[Exercise aim] Give every line from the entries that contains "czerwca".

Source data
========

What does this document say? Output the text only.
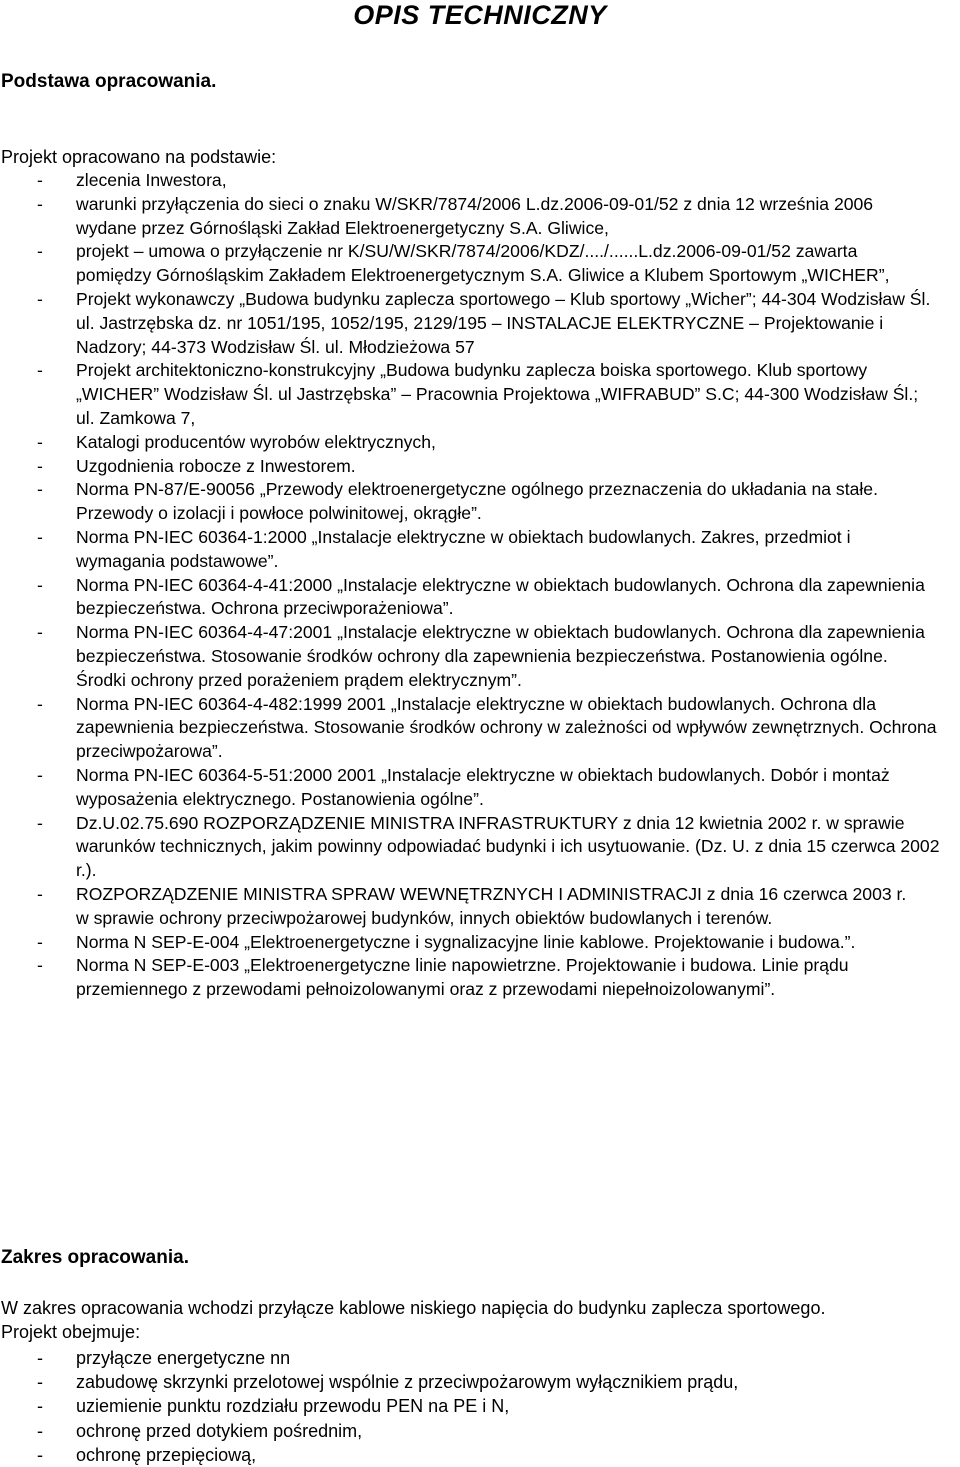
OPIS TECHNICZNY
Podstawa opracowania.
Projekt opracowano na podstawie:
- zlecenia Inwestora,
- warunki przyłączenia do sieci o znaku W/SKR/7874/2006 L.dz.2006-09-01/52 z dnia 12 września 2006 wydane przez Górnośląski Zakład Elektroenergetyczny S.A. Gliwice,
- projekt – umowa o przyłączenie nr K/SU/W/SKR/7874/2006/KDZ/..../......L.dz.2006-09-01/52 zawarta pomiędzy Górnośląskim Zakładem Elektroenergetycznym S.A. Gliwice a Klubem Sportowym „WICHER”,
- Projekt wykonawczy „Budowa budynku zaplecza sportowego – Klub sportowy „Wicher”; 44-304 Wodzisław Śl. ul. Jastrzębska dz. nr 1051/195, 1052/195, 2129/195 – INSTALACJE ELEKTRYCZNE – Projektowanie i Nadzory; 44-373 Wodzisław Śl. ul. Młodzieżowa 57
- Projekt architektoniczno-konstrukcyjny „Budowa budynku zaplecza boiska sportowego. Klub sportowy „WICHER” Wodzisław Śl. ul Jastrzębska” – Pracownia Projektowa „WIFRABUD” S.C; 44-300 Wodzisław Śl.; ul. Zamkowa 7,
- Katalogi producentów wyrobów elektrycznych,
- Uzgodnienia robocze z Inwestorem.
- Norma PN-87/E-90056 „Przewody elektroenergetyczne ogólnego przeznaczenia do układania na stałe. Przewody o izolacji i powłoce polwinitowej, okrągłe”.
- Norma PN-IEC 60364-1:2000 „Instalacje elektryczne w obiektach budowlanych. Zakres, przedmiot i wymagania podstawowe”.
- Norma PN-IEC 60364-4-41:2000 „Instalacje elektryczne w obiektach budowlanych. Ochrona dla zapewnienia bezpieczeństwa. Ochrona przeciwporażeniowa”.
- Norma PN-IEC 60364-4-47:2001 „Instalacje elektryczne w obiektach budowlanych. Ochrona dla zapewnienia bezpieczeństwa. Stosowanie środków ochrony dla zapewnienia bezpieczeństwa. Postanowienia ogólne. Środki ochrony przed porażeniem prądem elektrycznym”.
- Norma PN-IEC 60364-4-482:1999 2001 „Instalacje elektryczne w obiektach budowlanych. Ochrona dla zapewnienia bezpieczeństwa. Stosowanie środków ochrony w zależności od wpływów zewnętrznych. Ochrona przeciwpożarowa”.
- Norma PN-IEC 60364-5-51:2000 2001 „Instalacje elektryczne w obiektach budowlanych. Dobór i montaż wyposażenia elektrycznego. Postanowienia ogólne”.
- Dz.U.02.75.690 ROZPORZĄDZENIE MINISTRA INFRASTRUKTURY z dnia 12 kwietnia 2002 r. w sprawie warunków technicznych, jakim powinny odpowiadać budynki i ich usytuowanie. (Dz. U. z dnia 15 czerwca 2002 r.).
- ROZPORZĄDZENIE MINISTRA SPRAW WEWNĘTRZNYCH I ADMINISTRACJI z dnia 16 czerwca 2003 r. w sprawie ochrony przeciwpożarowej budynków, innych obiektów budowlanych i terenów.
- Norma N SEP-E-004 „Elektroenergetyczne i sygnalizacyjne linie kablowe. Projektowanie i budowa.”.
- Norma N SEP-E-003 „Elektroenergetyczne linie napowietrzne. Projektowanie i budowa. Linie prądu przemiennego z przewodami pełnoizolowanymi oraz z przewodami niepełnoizolowanymi”.
Zakres opracowania.
W zakres opracowania wchodzi przyłącze kablowe niskiego napięcia do budynku zaplecza sportowego. Projekt obejmuje:
- przyłącze energetyczne nn
- zabudowę skrzynki przelotowej wspólnie z przeciwpożarowym wyłącznikiem prądu,
- uziemienie punktu rozdziału przewodu PEN na PE i N,
- ochronę przed dotykiem pośrednim,
- ochronę przepięciową,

========

[Completed task]
- Dz.U.02.75.690 ROZPORZĄDZENIE MINISTRA INFRASTRUKTURY z dnia 12 kwietnia 2002 r. w sprawie warunków technicznych, jakim powinny odpowiadać budynki i ich usytuowanie. (Dz. U. z dnia 15 czerwca 2002 r.).
- ROZPORZĄDZENIE MINISTRA SPRAW WEWNĘTRZNYCH I ADMINISTRACJI z dnia 16 czerwca 2003 r. w sprawie ochrony przeciwpożarowej budynków, innych obiektów budowlanych i terenów.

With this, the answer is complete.